◆ Work to do ◆
Reproduce verbatim the lines beginning with the one that contains "Itemize the components" and ending with the one that contains "accessories-table [488,220,860,431]", including both. Omit the pictures from your reply.

◆ Supplied records ◆

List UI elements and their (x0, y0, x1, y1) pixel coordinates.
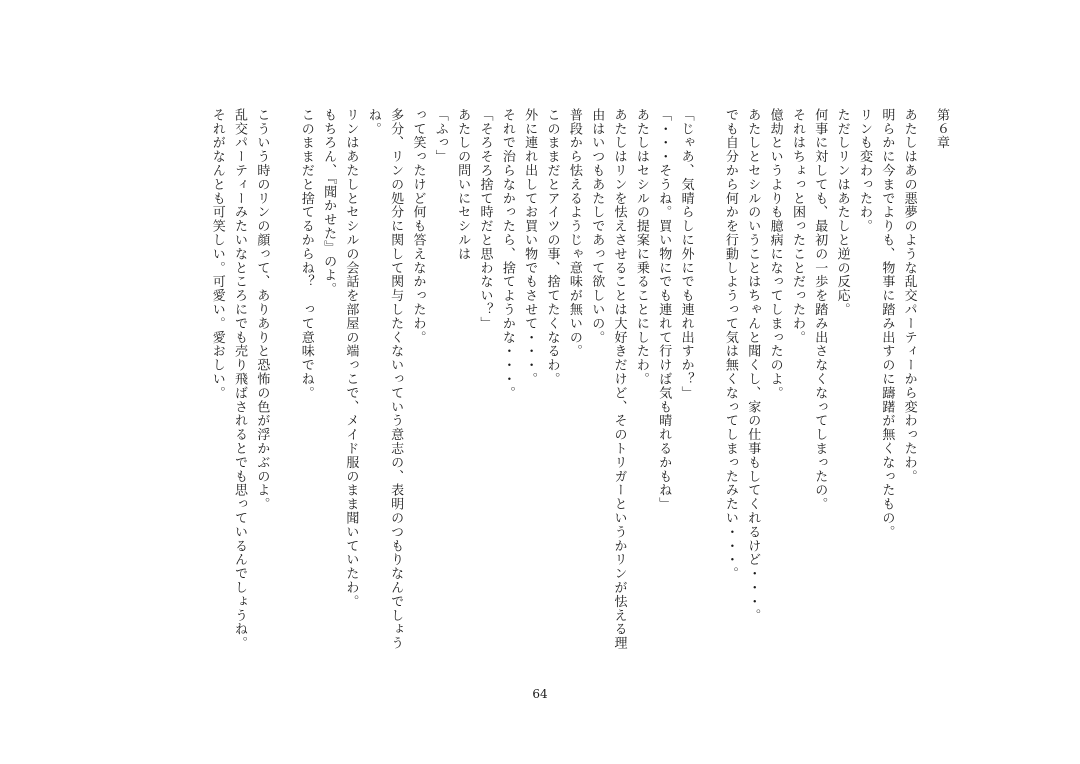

...

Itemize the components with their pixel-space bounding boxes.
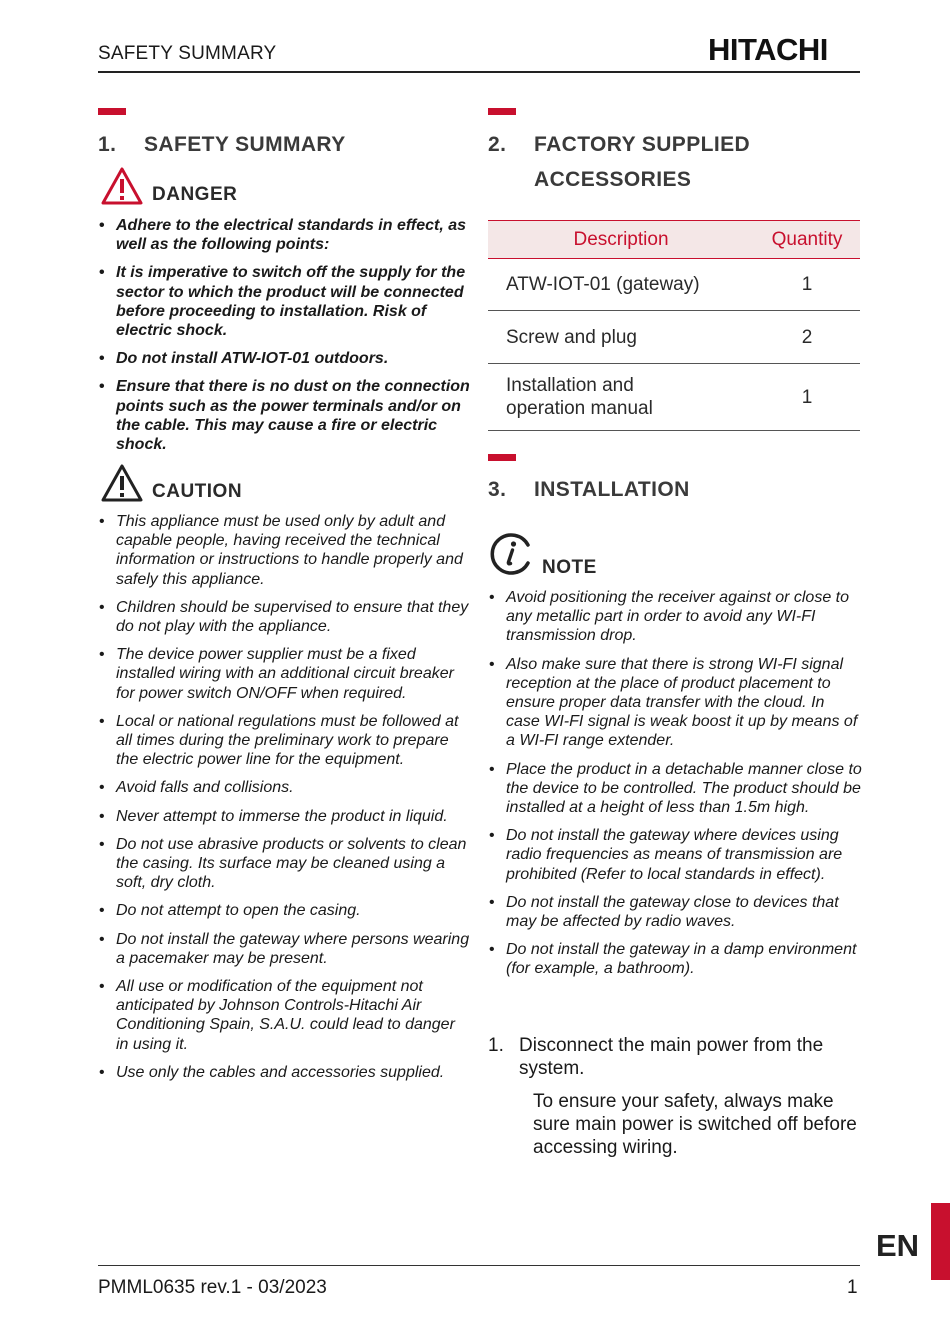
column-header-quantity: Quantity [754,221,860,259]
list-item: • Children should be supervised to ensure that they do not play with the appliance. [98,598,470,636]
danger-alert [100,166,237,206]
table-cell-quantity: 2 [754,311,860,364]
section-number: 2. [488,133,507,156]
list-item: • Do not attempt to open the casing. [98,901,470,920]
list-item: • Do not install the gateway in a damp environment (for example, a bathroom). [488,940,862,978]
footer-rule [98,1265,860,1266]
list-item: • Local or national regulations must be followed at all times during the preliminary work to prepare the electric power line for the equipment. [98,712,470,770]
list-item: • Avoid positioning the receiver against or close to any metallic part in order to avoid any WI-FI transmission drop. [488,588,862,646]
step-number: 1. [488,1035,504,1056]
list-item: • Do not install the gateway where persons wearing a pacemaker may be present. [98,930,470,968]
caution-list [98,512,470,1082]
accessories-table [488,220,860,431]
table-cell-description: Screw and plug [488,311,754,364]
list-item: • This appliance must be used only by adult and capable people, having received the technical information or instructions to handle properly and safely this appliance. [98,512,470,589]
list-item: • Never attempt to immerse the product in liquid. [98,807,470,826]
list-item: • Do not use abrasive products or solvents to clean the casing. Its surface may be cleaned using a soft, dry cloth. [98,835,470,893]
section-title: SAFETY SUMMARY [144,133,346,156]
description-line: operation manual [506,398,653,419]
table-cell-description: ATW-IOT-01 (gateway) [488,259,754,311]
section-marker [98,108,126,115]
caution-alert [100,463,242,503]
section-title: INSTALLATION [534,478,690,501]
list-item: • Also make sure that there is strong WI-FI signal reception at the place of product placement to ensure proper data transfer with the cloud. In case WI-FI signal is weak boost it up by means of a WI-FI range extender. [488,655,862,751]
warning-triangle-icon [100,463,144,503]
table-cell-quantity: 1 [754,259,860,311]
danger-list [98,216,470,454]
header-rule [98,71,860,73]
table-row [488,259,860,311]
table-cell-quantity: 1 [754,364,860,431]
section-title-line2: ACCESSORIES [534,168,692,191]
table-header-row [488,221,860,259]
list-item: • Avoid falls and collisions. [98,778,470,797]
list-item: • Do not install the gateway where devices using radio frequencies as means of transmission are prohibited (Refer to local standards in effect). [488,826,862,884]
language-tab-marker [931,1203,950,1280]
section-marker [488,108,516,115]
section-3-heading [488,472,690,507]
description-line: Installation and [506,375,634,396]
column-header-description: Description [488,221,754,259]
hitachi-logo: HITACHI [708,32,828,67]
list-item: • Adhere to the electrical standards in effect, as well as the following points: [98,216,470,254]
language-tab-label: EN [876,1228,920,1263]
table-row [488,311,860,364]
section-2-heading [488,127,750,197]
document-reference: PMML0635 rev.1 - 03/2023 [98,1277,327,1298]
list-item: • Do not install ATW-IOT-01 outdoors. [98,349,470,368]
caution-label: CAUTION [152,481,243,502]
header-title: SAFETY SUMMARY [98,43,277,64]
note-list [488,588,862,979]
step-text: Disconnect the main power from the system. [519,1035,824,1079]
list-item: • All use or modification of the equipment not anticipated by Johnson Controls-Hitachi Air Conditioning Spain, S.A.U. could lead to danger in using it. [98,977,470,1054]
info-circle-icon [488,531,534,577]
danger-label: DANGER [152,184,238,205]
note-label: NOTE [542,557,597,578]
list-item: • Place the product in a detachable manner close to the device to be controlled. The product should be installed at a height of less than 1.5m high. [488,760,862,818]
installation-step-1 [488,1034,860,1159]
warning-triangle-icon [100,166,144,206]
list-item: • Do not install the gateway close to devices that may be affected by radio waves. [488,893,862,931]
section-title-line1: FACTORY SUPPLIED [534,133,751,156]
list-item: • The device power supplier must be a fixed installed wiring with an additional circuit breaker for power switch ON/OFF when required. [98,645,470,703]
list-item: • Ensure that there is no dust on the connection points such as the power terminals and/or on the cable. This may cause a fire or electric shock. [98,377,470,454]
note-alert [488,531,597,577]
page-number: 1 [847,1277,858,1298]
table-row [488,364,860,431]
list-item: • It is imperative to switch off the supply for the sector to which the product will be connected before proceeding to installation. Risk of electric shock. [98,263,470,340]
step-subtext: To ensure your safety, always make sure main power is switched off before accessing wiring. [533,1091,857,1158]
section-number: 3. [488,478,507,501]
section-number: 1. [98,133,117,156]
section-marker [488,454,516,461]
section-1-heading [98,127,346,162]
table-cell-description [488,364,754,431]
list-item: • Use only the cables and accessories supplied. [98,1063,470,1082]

◆ Full response ◆
Itemize the components with their pixel-space bounding boxes.
column-header-quantity: Quantity [754,221,860,259]
list-item: • Children should be supervised to ensure that they do not play with the appliance. [98,598,470,636]
danger-alert [100,166,237,206]
table-cell-quantity: 2 [754,311,860,364]
section-number: 2. [488,133,507,156]
list-item: • Do not attempt to open the casing. [98,901,470,920]
list-item: • Do not install the gateway in a damp environment (for example, a bathroom). [488,940,862,978]
footer-rule [98,1265,860,1266]
list-item: • Local or national regulations must be followed at all times during the preliminary work to prepare the electric power line for the equipment. [98,712,470,770]
list-item: • Avoid positioning the receiver against or close to any metallic part in order to avoid any WI-FI transmission drop. [488,588,862,646]
step-number: 1. [488,1035,504,1056]
list-item: • Do not install the gateway where persons wearing a pacemaker may be present. [98,930,470,968]
caution-list [98,512,470,1082]
accessories-table [488,220,860,431]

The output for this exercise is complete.